* **Your instructions**: Rewrite everything from the start of the material down to the line containing "staticText: @ [30,280,62,327]", substituting "Phone Number" for "Mobile Number" and keeping all else unchanged.

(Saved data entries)
============

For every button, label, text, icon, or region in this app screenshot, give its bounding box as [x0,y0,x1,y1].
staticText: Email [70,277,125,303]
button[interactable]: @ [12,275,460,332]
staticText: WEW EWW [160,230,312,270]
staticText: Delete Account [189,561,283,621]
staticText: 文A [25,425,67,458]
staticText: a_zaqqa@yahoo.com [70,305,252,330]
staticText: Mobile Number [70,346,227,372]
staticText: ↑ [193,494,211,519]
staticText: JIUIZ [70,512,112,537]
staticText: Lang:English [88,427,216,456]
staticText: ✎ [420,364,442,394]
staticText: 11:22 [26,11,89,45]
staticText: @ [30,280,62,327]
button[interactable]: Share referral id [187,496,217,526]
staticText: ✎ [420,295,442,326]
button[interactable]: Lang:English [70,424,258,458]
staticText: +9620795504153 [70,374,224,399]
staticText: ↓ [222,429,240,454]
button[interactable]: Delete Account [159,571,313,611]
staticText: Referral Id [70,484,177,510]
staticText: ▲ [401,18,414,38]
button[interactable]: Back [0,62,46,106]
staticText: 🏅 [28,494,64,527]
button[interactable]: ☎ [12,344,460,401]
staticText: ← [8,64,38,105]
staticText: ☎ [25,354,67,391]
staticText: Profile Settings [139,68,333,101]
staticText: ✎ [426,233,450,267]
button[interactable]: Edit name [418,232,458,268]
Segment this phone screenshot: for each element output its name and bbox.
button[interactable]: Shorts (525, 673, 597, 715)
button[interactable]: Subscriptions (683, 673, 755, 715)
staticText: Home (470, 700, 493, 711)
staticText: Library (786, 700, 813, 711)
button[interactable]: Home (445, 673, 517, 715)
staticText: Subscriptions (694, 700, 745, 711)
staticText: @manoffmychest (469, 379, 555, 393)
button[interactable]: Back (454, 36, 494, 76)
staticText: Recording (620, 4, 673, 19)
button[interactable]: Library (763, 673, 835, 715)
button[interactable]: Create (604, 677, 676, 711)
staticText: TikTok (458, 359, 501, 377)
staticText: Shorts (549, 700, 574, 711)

============

* **Response to the exercise**:
For every button, label, text, icon, or region in this app screenshot, give its bounding box as [x0,y0,x1,y1].
staticText: Email [70,277,125,303]
button[interactable]: @ [12,275,460,332]
staticText: WEW EWW [160,230,312,270]
staticText: Delete Account [189,561,283,621]
staticText: 文A [25,425,67,458]
staticText: a_zaqqa@yahoo.com [70,305,252,330]
staticText: Phone Number [70,346,227,372]
staticText: ↑ [193,494,211,519]
staticText: JIUIZ [70,512,112,537]
staticText: Lang:English [88,427,216,456]
staticText: ✎ [420,364,442,394]
staticText: 11:22 [26,11,89,45]
staticText: @ [30,280,62,327]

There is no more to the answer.